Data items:
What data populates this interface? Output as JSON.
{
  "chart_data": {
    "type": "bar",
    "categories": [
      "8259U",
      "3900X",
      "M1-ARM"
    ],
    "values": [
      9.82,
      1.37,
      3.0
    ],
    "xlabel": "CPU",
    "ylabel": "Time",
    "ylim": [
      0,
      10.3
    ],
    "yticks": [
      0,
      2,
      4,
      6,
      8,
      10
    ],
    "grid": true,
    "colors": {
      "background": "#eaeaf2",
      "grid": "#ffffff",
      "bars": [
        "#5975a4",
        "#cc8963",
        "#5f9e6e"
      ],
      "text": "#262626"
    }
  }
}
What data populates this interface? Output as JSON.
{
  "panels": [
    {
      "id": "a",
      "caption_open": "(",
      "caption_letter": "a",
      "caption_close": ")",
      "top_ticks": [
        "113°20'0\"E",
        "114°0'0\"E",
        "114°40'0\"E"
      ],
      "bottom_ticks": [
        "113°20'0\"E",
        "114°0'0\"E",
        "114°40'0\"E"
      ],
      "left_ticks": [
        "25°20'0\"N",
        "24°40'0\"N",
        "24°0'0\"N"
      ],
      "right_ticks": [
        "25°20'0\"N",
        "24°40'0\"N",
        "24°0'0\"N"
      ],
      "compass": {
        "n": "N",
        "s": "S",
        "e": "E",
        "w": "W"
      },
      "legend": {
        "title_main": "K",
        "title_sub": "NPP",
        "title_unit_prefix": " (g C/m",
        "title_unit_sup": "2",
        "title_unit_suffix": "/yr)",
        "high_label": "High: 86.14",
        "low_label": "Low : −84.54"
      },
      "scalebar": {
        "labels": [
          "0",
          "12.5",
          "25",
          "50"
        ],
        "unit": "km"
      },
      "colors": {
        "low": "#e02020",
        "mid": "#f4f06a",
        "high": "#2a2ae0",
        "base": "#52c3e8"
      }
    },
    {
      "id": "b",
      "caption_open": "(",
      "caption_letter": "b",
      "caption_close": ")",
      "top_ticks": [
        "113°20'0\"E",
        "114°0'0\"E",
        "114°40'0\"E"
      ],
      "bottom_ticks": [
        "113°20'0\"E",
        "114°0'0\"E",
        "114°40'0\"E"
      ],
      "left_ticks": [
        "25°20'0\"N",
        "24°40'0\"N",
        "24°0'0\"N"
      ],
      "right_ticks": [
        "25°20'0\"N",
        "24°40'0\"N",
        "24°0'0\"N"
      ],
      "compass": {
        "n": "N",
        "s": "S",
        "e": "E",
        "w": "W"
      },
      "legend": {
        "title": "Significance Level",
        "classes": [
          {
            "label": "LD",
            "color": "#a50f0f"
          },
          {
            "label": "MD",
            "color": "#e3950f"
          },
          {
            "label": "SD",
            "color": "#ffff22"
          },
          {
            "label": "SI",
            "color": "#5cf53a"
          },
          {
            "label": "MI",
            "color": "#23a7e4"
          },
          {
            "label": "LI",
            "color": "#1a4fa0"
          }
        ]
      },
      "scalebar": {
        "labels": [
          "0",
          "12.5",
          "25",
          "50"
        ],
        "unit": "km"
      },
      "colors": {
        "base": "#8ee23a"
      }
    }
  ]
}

• [WRITTEN TASK]: Quote the listing in full, please, keeping every line exact.

• [REPLY]:
What data populates this interface? Output as JSON.
{
  "chart_data": {
    "type": "bar",
    "categories": [
      "8259U",
      "3900X",
      "M1-ARM"
    ],
    "values": [
      9.82,
      1.37,
      3.0
    ],
    "xlabel": "CPU",
    "ylabel": "Time",
    "ylim": [
      0,
      10.3
    ],
    "yticks": [
      0,
      2,
      4,
      6,
      8,
      10
    ],
    "grid": true,
    "colors": {
      "background": "#eaeaf2",
      "grid": "#ffffff",
      "bars": [
        "#5975a4",
        "#cc8963",
        "#5f9e6e"
      ],
      "text": "#262626"
    }
  }
}
What data populates this interface? Output as JSON.
{
  "panels": [
    {
      "id": "a",
      "caption_open": "(",
      "caption_letter": "a",
      "caption_close": ")",
      "top_ticks": [
        "113°20'0\"E",
        "114°0'0\"E",
        "114°40'0\"E"
      ],
      "bottom_ticks": [
        "113°20'0\"E",
        "114°0'0\"E",
        "114°40'0\"E"
      ],
      "left_ticks": [
        "25°20'0\"N",
        "24°40'0\"N",
        "24°0'0\"N"
      ],
      "right_ticks": [
        "25°20'0\"N",
        "24°40'0\"N",
        "24°0'0\"N"
      ],
      "compass": {
        "n": "N",
        "s": "S",
        "e": "E",
        "w": "W"
      },
      "legend": {
        "title_main": "K",
        "title_sub": "NPP",
        "title_unit_prefix": " (g C/m",
        "title_unit_sup": "2",
        "title_unit_suffix": "/yr)",
        "high_label": "High: 86.14",
        "low_label": "Low : −84.54"
      },
      "scalebar": {
        "labels": [
          "0",
          "12.5",
          "25",
          "50"
        ],
        "unit": "km"
      },
      "colors": {
        "low": "#e02020",
        "mid": "#f4f06a",
        "high": "#2a2ae0",
        "base": "#52c3e8"
      }
    },
    {
      "id": "b",
      "caption_open": "(",
      "caption_letter": "b",
      "caption_close": ")",
      "top_ticks": [
        "113°20'0\"E",
        "114°0'0\"E",
        "114°40'0\"E"
      ],
      "bottom_ticks": [
        "113°20'0\"E",
        "114°0'0\"E",
        "114°40'0\"E"
      ],
      "left_ticks": [
        "25°20'0\"N",
        "24°40'0\"N",
        "24°0'0\"N"
      ],
      "right_ticks": [
        "25°20'0\"N",
        "24°40'0\"N",
        "24°0'0\"N"
      ],
      "compass": {
        "n": "N",
        "s": "S",
        "e": "E",
        "w": "W"
      },
      "legend": {
        "title": "Significance Level",
        "classes": [
          {
            "label": "LD",
            "color": "#a50f0f"
          },
          {
            "label": "MD",
            "color": "#e3950f"
          },
          {
            "label": "SD",
            "color": "#ffff22"
          },
          {
            "label": "SI",
            "color": "#5cf53a"
          },
          {
            "label": "MI",
            "color": "#23a7e4"
          },
          {
            "label": "LI",
            "color": "#1a4fa0"
          }
        ]
      },
      "scalebar": {
        "labels": [
          "0",
          "12.5",
          "25",
          "50"
        ],
        "unit": "km"
      },
      "colors": {
        "base": "#8ee23a"
      }
    }
  ]
}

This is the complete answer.